[Start of Supplied data]

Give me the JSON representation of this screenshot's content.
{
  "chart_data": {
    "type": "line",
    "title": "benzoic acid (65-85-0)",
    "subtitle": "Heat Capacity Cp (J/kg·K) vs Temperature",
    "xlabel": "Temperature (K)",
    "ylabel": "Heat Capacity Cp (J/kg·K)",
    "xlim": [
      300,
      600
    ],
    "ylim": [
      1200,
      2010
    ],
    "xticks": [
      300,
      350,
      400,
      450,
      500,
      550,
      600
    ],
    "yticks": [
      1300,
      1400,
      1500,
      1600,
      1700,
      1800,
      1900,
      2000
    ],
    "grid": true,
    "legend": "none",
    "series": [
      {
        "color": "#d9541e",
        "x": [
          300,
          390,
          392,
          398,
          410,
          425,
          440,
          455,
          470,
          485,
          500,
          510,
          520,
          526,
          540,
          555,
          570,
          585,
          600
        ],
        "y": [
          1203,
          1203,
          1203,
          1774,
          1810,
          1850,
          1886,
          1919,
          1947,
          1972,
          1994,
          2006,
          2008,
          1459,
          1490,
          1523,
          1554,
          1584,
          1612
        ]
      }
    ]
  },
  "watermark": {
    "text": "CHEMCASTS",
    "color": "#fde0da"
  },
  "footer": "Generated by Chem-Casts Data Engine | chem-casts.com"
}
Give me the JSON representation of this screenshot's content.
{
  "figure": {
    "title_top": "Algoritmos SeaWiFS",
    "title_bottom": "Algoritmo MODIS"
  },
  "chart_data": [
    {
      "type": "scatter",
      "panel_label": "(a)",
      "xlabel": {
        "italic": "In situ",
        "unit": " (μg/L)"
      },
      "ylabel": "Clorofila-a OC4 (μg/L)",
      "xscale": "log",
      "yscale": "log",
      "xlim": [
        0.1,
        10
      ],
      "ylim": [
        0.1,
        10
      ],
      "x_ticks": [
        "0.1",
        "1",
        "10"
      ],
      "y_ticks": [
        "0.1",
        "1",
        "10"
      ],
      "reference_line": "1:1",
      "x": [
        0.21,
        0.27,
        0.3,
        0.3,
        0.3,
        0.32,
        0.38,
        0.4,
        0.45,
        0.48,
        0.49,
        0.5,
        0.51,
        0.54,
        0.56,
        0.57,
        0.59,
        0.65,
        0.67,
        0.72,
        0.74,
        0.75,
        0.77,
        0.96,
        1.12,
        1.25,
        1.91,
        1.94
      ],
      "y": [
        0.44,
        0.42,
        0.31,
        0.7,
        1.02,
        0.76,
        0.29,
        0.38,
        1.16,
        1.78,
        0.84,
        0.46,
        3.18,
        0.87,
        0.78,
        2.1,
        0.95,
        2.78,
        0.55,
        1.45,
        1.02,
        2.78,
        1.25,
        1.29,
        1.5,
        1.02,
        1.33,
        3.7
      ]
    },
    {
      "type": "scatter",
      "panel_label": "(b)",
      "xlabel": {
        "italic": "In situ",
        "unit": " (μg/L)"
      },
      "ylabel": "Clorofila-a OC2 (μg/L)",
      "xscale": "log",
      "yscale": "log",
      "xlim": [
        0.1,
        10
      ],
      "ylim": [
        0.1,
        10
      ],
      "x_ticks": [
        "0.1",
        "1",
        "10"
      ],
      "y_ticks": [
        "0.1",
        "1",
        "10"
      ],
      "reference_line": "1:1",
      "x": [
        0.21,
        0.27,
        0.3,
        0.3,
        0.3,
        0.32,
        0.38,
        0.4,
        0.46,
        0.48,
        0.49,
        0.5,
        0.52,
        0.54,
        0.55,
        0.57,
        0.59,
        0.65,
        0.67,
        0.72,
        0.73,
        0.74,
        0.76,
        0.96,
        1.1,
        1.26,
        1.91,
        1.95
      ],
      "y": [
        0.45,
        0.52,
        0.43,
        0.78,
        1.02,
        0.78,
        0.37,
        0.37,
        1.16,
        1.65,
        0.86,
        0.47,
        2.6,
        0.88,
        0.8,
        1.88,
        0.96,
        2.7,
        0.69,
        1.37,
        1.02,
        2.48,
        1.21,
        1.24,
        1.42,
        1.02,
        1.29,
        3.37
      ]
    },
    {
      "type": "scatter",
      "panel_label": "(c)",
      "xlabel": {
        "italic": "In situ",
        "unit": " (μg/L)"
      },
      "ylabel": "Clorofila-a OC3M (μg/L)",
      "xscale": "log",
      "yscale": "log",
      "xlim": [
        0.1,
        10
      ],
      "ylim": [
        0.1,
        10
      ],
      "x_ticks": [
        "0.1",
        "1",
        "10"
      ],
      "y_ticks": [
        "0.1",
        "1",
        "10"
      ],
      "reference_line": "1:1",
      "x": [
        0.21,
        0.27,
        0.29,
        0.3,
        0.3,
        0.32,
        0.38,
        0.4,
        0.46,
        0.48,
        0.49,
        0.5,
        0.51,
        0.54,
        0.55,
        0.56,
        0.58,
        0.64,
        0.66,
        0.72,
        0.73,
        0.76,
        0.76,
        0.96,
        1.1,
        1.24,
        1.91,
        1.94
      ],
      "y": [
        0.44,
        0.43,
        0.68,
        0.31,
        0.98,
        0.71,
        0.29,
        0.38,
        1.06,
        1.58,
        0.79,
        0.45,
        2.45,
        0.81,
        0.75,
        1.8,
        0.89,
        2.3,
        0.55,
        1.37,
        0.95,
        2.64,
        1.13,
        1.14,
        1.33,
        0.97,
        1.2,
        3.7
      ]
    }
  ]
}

[End of Supplied data]

Exercise details → Across the material above, count every line holding "Temperature" and write down only the number.

Written solution → 2